A block of data:
---------------

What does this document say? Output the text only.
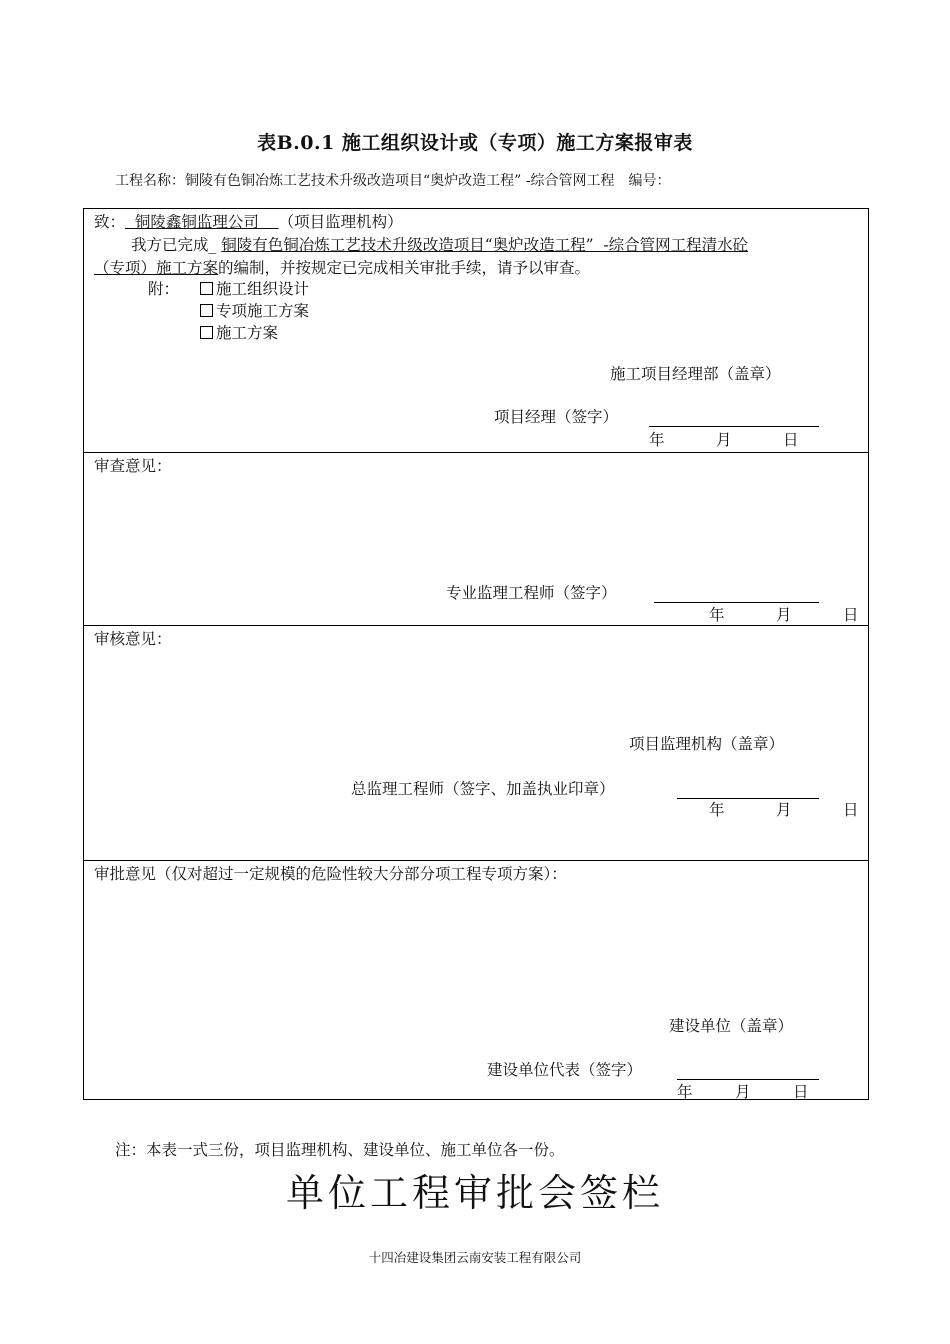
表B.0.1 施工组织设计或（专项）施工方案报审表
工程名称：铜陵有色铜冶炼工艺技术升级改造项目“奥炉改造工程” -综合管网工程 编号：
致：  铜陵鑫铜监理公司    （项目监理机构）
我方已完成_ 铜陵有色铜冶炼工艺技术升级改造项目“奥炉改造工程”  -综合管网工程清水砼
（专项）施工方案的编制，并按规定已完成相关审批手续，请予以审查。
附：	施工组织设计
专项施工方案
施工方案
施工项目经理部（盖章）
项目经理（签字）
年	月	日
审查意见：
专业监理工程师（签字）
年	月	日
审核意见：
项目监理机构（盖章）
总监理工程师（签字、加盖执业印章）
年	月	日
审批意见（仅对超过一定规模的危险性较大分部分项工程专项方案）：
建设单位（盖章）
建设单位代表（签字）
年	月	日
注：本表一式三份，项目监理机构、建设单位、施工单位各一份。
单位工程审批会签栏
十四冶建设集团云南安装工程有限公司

---------------

EXERCISE DETAILS: Repeat the material above in full and unchanged, minus its images.

FINAL RESULT:
What does this document say? Output the text only.
表B.0.1 施工组织设计或（专项）施工方案报审表
工程名称：铜陵有色铜冶炼工艺技术升级改造项目“奥炉改造工程” -综合管网工程 编号：
致：  铜陵鑫铜监理公司    （项目监理机构）
我方已完成_ 铜陵有色铜冶炼工艺技术升级改造项目“奥炉改造工程”  -综合管网工程清水砼
（专项）施工方案的编制，并按规定已完成相关审批手续，请予以审查。
附：	施工组织设计
专项施工方案
施工方案
施工项目经理部（盖章）
项目经理（签字）
年	月	日
审查意见：
专业监理工程师（签字）
年	月	日
审核意见：
项目监理机构（盖章）
总监理工程师（签字、加盖执业印章）
年	月	日
审批意见（仅对超过一定规模的危险性较大分部分项工程专项方案）：
建设单位（盖章）
建设单位代表（签字）
年	月	日
注：本表一式三份，项目监理机构、建设单位、施工单位各一份。
单位工程审批会签栏
十四冶建设集团云南安装工程有限公司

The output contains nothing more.